## EXERCISE DETAILS
Update these records by replacing "interactable" with "clickable" everywhere it appears, and change nothing else. Leave the pictures out of your answer.
== DATA FOR THE TASK ==
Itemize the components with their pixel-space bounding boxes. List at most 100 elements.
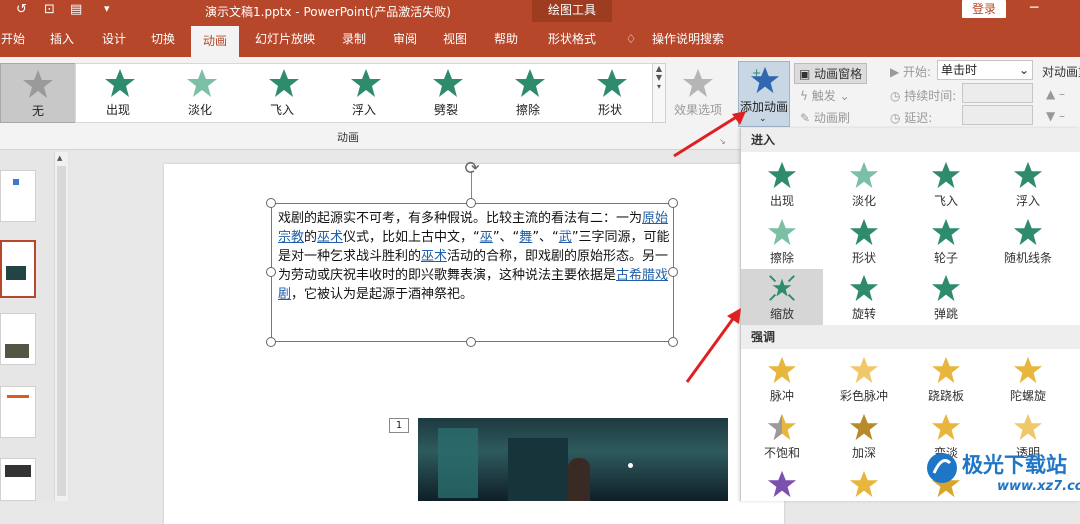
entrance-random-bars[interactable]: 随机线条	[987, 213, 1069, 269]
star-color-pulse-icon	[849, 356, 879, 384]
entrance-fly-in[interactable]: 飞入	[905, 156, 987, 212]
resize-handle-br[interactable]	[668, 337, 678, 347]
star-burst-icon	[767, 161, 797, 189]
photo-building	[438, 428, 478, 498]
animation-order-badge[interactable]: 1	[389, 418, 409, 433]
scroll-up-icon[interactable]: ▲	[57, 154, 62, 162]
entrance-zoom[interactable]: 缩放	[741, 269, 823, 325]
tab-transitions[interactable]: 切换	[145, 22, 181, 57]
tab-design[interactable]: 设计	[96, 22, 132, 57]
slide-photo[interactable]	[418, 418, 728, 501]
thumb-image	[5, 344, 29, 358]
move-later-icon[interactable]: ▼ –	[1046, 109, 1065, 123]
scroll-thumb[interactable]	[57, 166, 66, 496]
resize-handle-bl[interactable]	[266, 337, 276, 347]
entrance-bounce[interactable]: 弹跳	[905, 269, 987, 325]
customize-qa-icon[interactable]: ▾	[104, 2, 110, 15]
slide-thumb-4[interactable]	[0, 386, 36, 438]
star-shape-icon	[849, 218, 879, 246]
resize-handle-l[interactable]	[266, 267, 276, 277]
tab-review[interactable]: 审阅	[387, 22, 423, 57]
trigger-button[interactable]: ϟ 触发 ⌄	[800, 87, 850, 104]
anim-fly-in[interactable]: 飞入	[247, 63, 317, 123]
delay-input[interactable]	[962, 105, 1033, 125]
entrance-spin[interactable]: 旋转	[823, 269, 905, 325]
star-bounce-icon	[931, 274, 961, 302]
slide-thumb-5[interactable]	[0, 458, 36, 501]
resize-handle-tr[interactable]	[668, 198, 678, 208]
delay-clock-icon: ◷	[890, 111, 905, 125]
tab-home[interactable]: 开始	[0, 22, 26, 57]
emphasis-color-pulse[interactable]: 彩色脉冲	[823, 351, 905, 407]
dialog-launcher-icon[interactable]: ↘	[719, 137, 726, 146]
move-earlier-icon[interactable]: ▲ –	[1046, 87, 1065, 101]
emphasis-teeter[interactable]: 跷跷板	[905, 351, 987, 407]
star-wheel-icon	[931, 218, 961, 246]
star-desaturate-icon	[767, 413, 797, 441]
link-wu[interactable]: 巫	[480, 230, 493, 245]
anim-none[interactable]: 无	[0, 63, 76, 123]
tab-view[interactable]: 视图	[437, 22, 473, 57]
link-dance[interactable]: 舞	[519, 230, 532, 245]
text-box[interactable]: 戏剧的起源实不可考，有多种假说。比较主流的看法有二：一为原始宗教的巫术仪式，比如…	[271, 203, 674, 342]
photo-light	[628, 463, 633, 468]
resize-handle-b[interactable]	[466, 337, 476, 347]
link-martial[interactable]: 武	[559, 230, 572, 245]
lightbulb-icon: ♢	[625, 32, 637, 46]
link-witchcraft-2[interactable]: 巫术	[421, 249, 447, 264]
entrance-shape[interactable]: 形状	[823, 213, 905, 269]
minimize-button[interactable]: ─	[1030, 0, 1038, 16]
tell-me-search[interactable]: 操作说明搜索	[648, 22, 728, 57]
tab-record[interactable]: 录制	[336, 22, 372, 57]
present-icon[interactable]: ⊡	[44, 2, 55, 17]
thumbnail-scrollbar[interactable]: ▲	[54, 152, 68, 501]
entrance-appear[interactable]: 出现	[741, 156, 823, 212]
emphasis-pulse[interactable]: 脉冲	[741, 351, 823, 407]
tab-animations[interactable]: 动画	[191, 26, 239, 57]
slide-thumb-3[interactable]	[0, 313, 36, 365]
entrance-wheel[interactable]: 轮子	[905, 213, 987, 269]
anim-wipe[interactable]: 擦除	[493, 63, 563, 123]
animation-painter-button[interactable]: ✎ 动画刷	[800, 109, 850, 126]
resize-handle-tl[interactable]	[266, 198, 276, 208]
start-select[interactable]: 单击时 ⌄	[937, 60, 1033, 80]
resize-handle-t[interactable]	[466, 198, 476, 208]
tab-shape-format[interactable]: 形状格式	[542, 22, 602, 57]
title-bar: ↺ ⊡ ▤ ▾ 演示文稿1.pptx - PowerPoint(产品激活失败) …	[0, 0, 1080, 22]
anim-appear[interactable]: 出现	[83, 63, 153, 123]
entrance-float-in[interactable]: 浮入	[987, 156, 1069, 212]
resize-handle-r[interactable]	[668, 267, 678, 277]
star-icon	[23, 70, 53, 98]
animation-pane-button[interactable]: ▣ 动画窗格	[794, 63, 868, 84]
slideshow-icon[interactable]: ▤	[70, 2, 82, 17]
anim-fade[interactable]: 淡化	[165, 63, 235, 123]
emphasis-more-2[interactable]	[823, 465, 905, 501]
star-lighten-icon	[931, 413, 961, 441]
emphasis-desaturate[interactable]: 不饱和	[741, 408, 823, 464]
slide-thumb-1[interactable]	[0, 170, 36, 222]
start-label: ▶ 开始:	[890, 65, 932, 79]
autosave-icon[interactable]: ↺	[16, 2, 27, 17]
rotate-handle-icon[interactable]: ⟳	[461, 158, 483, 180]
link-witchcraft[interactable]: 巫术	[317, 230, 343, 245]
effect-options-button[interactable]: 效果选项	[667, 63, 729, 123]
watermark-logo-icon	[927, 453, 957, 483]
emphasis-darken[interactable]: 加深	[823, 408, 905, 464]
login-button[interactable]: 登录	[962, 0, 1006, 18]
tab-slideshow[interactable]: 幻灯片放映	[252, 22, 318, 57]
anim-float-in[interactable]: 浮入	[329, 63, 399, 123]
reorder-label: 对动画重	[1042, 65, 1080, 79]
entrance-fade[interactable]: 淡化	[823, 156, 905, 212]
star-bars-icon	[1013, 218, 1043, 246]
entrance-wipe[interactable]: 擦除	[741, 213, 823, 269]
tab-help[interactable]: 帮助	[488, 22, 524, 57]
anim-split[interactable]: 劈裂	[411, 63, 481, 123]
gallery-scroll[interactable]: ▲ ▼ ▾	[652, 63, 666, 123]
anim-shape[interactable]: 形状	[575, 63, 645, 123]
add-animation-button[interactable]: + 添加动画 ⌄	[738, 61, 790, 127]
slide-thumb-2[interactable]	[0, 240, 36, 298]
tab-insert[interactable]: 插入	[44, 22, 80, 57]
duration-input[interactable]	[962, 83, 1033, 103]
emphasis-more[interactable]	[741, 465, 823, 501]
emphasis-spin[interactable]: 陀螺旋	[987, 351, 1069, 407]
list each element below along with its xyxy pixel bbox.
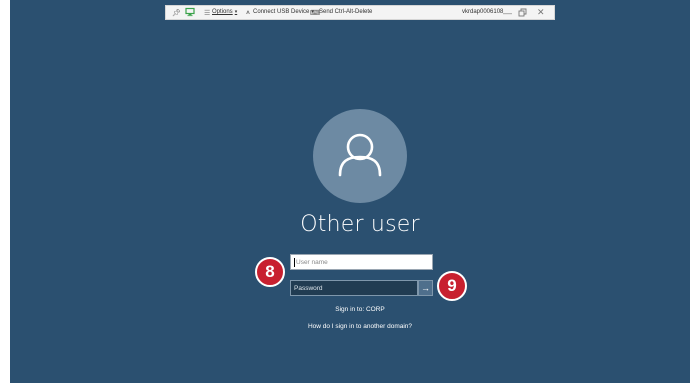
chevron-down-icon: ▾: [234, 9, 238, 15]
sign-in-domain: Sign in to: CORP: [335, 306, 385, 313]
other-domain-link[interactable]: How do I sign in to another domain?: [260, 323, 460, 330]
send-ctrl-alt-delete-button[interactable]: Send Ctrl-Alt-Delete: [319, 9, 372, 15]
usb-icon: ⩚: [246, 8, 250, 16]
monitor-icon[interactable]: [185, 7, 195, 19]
===
## ANSWER FOR THIS EXERCISE
Itemize the components with their pixel-space bounding boxes. List at most 100 elements.
entrance-random-bars[clickable]: 随机线条	[987, 213, 1069, 269]
star-color-pulse-icon	[849, 356, 879, 384]
entrance-fly-in[clickable]: 飞入	[905, 156, 987, 212]
resize-handle-br[clickable]	[668, 337, 678, 347]
star-burst-icon	[767, 161, 797, 189]
photo-building	[438, 428, 478, 498]
animation-order-badge[clickable]: 1	[389, 418, 409, 433]
scroll-up-icon[clickable]: ▲	[57, 154, 62, 162]
entrance-zoom[clickable]: 缩放	[741, 269, 823, 325]
tab-transitions[clickable]: 切换	[145, 22, 181, 57]
tab-design[clickable]: 设计	[96, 22, 132, 57]
slide-photo[clickable]	[418, 418, 728, 501]
thumb-image	[5, 344, 29, 358]
move-later-icon[clickable]: ▼ –	[1046, 109, 1065, 123]
scroll-thumb[clickable]	[57, 166, 66, 496]
resize-handle-bl[clickable]	[266, 337, 276, 347]
entrance-bounce[clickable]: 弹跳	[905, 269, 987, 325]
customize-qa-icon[clickable]: ▾	[104, 2, 110, 15]
slide-thumb-4[clickable]	[0, 386, 36, 438]
star-shape-icon	[849, 218, 879, 246]
resize-handle-l[clickable]	[266, 267, 276, 277]
tab-review[clickable]: 审阅	[387, 22, 423, 57]
trigger-button[clickable]: ϟ 触发 ⌄	[800, 87, 850, 104]
anim-fly-in[clickable]: 飞入	[247, 63, 317, 123]
delay-input[clickable]	[962, 105, 1033, 125]
entrance-spin[clickable]: 旋转	[823, 269, 905, 325]
star-bounce-icon	[931, 274, 961, 302]
slide-thumb-5[clickable]	[0, 458, 36, 501]
resize-handle-tr[clickable]	[668, 198, 678, 208]
delay-clock-icon: ◷	[890, 111, 905, 125]
tab-home[clickable]: 开始	[0, 22, 26, 57]
emphasis-color-pulse[clickable]: 彩色脉冲	[823, 351, 905, 407]
dialog-launcher-icon[clickable]: ↘	[719, 137, 726, 146]
move-earlier-icon[clickable]: ▲ –	[1046, 87, 1065, 101]
emphasis-teeter[clickable]: 跷跷板	[905, 351, 987, 407]
star-wheel-icon	[931, 218, 961, 246]
star-desaturate-icon	[767, 413, 797, 441]
link-wu[clickable]: 巫	[480, 230, 493, 245]
anim-none[clickable]: 无	[0, 63, 76, 123]
tab-view[clickable]: 视图	[437, 22, 473, 57]
link-dance[clickable]: 舞	[519, 230, 532, 245]
text-box[clickable]: 戏剧的起源实不可考，有多种假说。比较主流的看法有二：一为原始宗教的巫术仪式，比如…	[271, 203, 674, 342]
photo-light	[628, 463, 633, 468]
resize-handle-b[clickable]	[466, 337, 476, 347]
link-martial[clickable]: 武	[559, 230, 572, 245]
lightbulb-icon: ♢	[625, 32, 637, 46]
link-witchcraft-2[clickable]: 巫术	[421, 249, 447, 264]
entrance-shape[clickable]: 形状	[823, 213, 905, 269]
minimize-button[clickable]: ─	[1030, 0, 1038, 16]
tell-me-search[clickable]: 操作说明搜索	[648, 22, 728, 57]
tab-record[clickable]: 录制	[336, 22, 372, 57]
present-icon[clickable]: ⊡	[44, 2, 55, 17]
thumbnail-scrollbar[clickable]: ▲	[54, 152, 68, 501]
entrance-appear[clickable]: 出现	[741, 156, 823, 212]
emphasis-pulse[clickable]: 脉冲	[741, 351, 823, 407]
tab-animations[clickable]: 动画	[191, 26, 239, 57]
slide-thumb-3[clickable]	[0, 313, 36, 365]
entrance-wheel[clickable]: 轮子	[905, 213, 987, 269]
anim-wipe[clickable]: 擦除	[493, 63, 563, 123]
animation-painter-button[clickable]: ✎ 动画刷	[800, 109, 850, 126]
resize-handle-tl[clickable]	[266, 198, 276, 208]
start-select[clickable]: 单击时 ⌄	[937, 60, 1033, 80]
resize-handle-t[clickable]	[466, 198, 476, 208]
tab-shape-format[clickable]: 形状格式	[542, 22, 602, 57]
title-bar: ↺ ⊡ ▤ ▾ 演示文稿1.pptx - PowerPoint(产品激活失败) …	[0, 0, 1080, 22]
anim-appear[clickable]: 出现	[83, 63, 153, 123]
entrance-float-in[clickable]: 浮入	[987, 156, 1069, 212]
resize-handle-r[clickable]	[668, 267, 678, 277]
star-icon	[23, 70, 53, 98]
animation-pane-button[clickable]: ▣ 动画窗格	[794, 63, 868, 84]
slideshow-icon[clickable]: ▤	[70, 2, 82, 17]
anim-fade[clickable]: 淡化	[165, 63, 235, 123]
emphasis-more-2[clickable]	[823, 465, 905, 501]
star-lighten-icon	[931, 413, 961, 441]
emphasis-desaturate[clickable]: 不饱和	[741, 408, 823, 464]
slide-thumb-1[clickable]	[0, 170, 36, 222]
start-label: ▶ 开始:	[890, 65, 932, 79]
autosave-icon[clickable]: ↺	[16, 2, 27, 17]
rotate-handle-icon[clickable]: ⟳	[461, 158, 483, 180]
link-witchcraft[clickable]: 巫术	[317, 230, 343, 245]
effect-options-button[clickable]: 效果选项	[667, 63, 729, 123]
watermark-logo-icon	[927, 453, 957, 483]
emphasis-darken[clickable]: 加深	[823, 408, 905, 464]
login-button[clickable]: 登录	[962, 0, 1006, 18]
tab-slideshow[clickable]: 幻灯片放映	[252, 22, 318, 57]
anim-float-in[clickable]: 浮入	[329, 63, 399, 123]
reorder-label: 对动画重	[1042, 65, 1080, 79]
entrance-fade[clickable]: 淡化	[823, 156, 905, 212]
star-bars-icon	[1013, 218, 1043, 246]
entrance-wipe[clickable]: 擦除	[741, 213, 823, 269]
tab-help[clickable]: 帮助	[488, 22, 524, 57]
anim-split[clickable]: 劈裂	[411, 63, 481, 123]
gallery-scroll[clickable]: ▲ ▼ ▾	[652, 63, 666, 123]
anim-shape[clickable]: 形状	[575, 63, 645, 123]
add-animation-button[clickable]: + 添加动画 ⌄	[738, 61, 790, 127]
slide-thumb-2[clickable]	[0, 240, 36, 298]
tab-insert[clickable]: 插入	[44, 22, 80, 57]
duration-input[clickable]	[962, 83, 1033, 103]
emphasis-more[clickable]	[741, 465, 823, 501]
emphasis-spin[clickable]: 陀螺旋	[987, 351, 1069, 407]
list each element below along with its xyxy pixel bbox.
chevron-down-icon: ▾: [234, 9, 238, 15]
sign-in-domain: Sign in to: CORP: [335, 306, 385, 313]
other-domain-link[clickable]: How do I sign in to another domain?: [260, 323, 460, 330]
send-ctrl-alt-delete-button[clickable]: Send Ctrl-Alt-Delete: [319, 9, 372, 15]
usb-icon: ⩚: [246, 8, 250, 16]
monitor-icon[clickable]: [185, 7, 195, 19]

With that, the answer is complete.